• _Goal_
Transcribe the records below exactly, leaving out any pictures.

• _Data shown_
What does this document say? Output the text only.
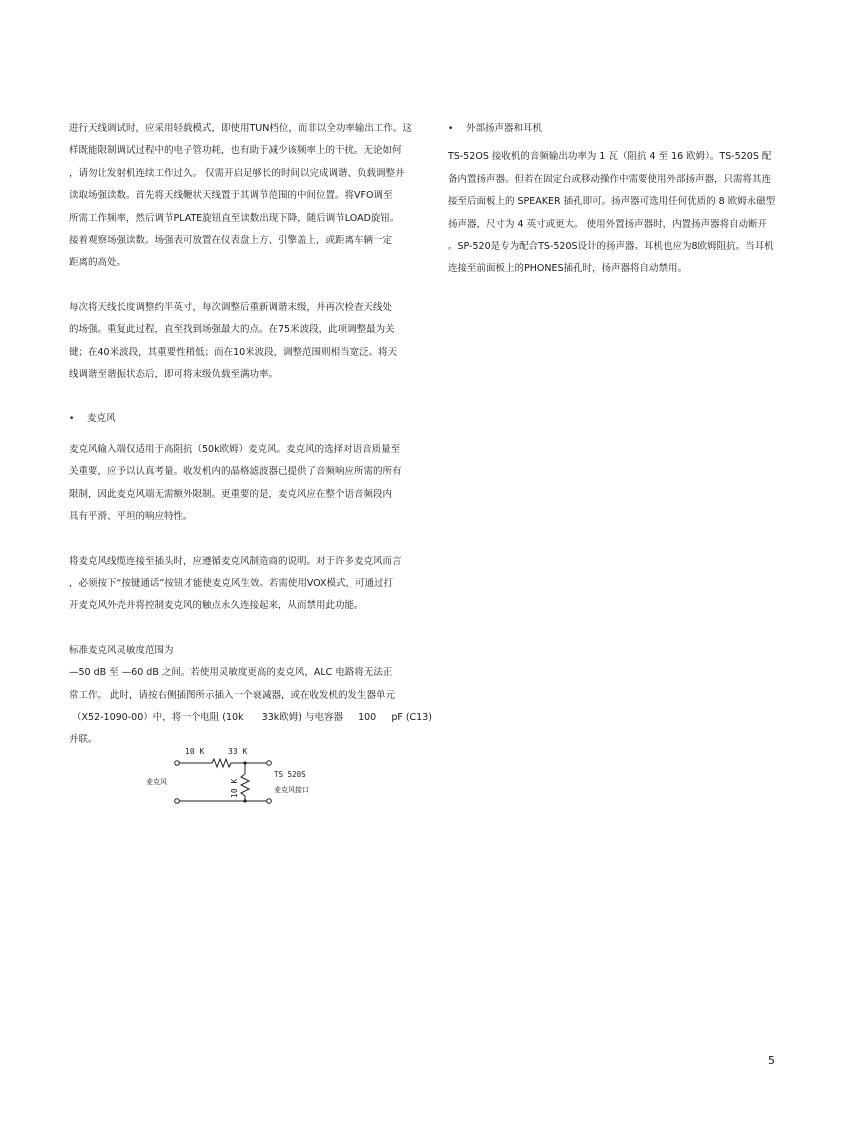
进行天线调试时，应采用轻载模式，即使用TUN档位，而非以全功率输出工作。这
样既能限制调试过程中的电子管功耗，也有助于减少该频率上的干扰。无论如何
，请勿让发射机连续工作过久。 仅需开启足够长的时间以完成调谐、负载调整并
读取场强读数。首先将天线鞭状天线置于其调节范围的中间位置。将VFO调至
所需工作频率，然后调节PLATE旋钮直至读数出现下降，随后调节LOAD旋钮。
接着观察场强读数。场强表可放置在仪表盘上方、引擎盖上，或距离车辆一定
距离的高处。

每次将天线长度调整约半英寸，每次调整后重新调谐末级，并再次检查天线处
的场强。重复此过程，直至找到场强最大的点。在75米波段，此项调整最为关
键；在40米波段，其重要性稍低；而在10米波段，调整范围则相当宽泛。将天
线调谐至谐振状态后，即可将末级负载至满功率。

•	麦克风

麦克风输入端仅适用于高阻抗（50k欧姆）麦克风。麦克风的选择对语音质量至
关重要，应予以认真考量。收发机内的晶格滤波器已提供了音频响应所需的所有
限制，因此麦克风端无需额外限制。更重要的是，麦克风应在整个语音频段内
具有平滑、平坦的响应特性。

将麦克风线缆连接至插头时，应遵循麦克风制造商的说明。对于许多麦克风而言
，必须按下“按键通话”按钮才能使麦克风生效。若需使用VOX模式，可通过打
开麦克风外壳并将控制麦克风的触点永久连接起来，从而禁用此功能。

标准麦克风灵敏度范围为
—50 dB 至 —60 dB 之间。若使用灵敏度更高的麦克风，ALC 电路将无法正
常工作。 此时，请按右侧插图所示插入一个衰减器，或在收发机的发生器单元
（X52-1090-00）中，将一个电阻 (10k      33k欧姆) 与电容器     100     pF (C13)
并联。

•	外部扬声器和耳机

TS-52OS 接收机的音频输出功率为 1 瓦（阻抗 4 至 16 欧姆）。TS-520S 配
备内置扬声器。但若在固定台或移动操作中需要使用外部扬声器，只需将其连
接至后面板上的 SPEAKER 插孔即可。扬声器可选用任何优质的 8 欧姆永磁型
扬声器，尺寸为 4 英寸或更大。 使用外置扬声器时，内置扬声器将自动断开
。SP-520是专为配合TS-520S设计的扬声器。耳机也应为8欧姆阻抗。当耳机
连接至前面板上的PHONES插孔时，扬声器将自动禁用。

10 K	33 K
10 K
麦克风
TS 520S
麦克风接口
5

• _Result of this task_
What does this document say? Output the text only.
进行天线调试时，应采用轻载模式，即使用TUN档位，而非以全功率输出工作。这
样既能限制调试过程中的电子管功耗，也有助于减少该频率上的干扰。无论如何
，请勿让发射机连续工作过久。 仅需开启足够长的时间以完成调谐、负载调整并
读取场强读数。首先将天线鞭状天线置于其调节范围的中间位置。将VFO调至
所需工作频率，然后调节PLATE旋钮直至读数出现下降，随后调节LOAD旋钮。
接着观察场强读数。场强表可放置在仪表盘上方、引擎盖上，或距离车辆一定
距离的高处。

每次将天线长度调整约半英寸，每次调整后重新调谐末级，并再次检查天线处
的场强。重复此过程，直至找到场强最大的点。在75米波段，此项调整最为关
键；在40米波段，其重要性稍低；而在10米波段，调整范围则相当宽泛。将天
线调谐至谐振状态后，即可将末级负载至满功率。

•	麦克风

麦克风输入端仅适用于高阻抗（50k欧姆）麦克风。麦克风的选择对语音质量至
关重要，应予以认真考量。收发机内的晶格滤波器已提供了音频响应所需的所有
限制，因此麦克风端无需额外限制。更重要的是，麦克风应在整个语音频段内
具有平滑、平坦的响应特性。

将麦克风线缆连接至插头时，应遵循麦克风制造商的说明。对于许多麦克风而言
，必须按下“按键通话”按钮才能使麦克风生效。若需使用VOX模式，可通过打
开麦克风外壳并将控制麦克风的触点永久连接起来，从而禁用此功能。

标准麦克风灵敏度范围为
—50 dB 至 —60 dB 之间。若使用灵敏度更高的麦克风，ALC 电路将无法正
常工作。 此时，请按右侧插图所示插入一个衰减器，或在收发机的发生器单元
（X52-1090-00）中，将一个电阻 (10k      33k欧姆) 与电容器     100     pF (C13)
并联。

•	外部扬声器和耳机

TS-52OS 接收机的音频输出功率为 1 瓦（阻抗 4 至 16 欧姆）。TS-520S 配
备内置扬声器。但若在固定台或移动操作中需要使用外部扬声器，只需将其连
接至后面板上的 SPEAKER 插孔即可。扬声器可选用任何优质的 8 欧姆永磁型
扬声器，尺寸为 4 英寸或更大。 使用外置扬声器时，内置扬声器将自动断开
。SP-520是专为配合TS-520S设计的扬声器。耳机也应为8欧姆阻抗。当耳机
连接至前面板上的PHONES插孔时，扬声器将自动禁用。

10 K	33 K
10 K
麦克风
TS 520S
麦克风接口
5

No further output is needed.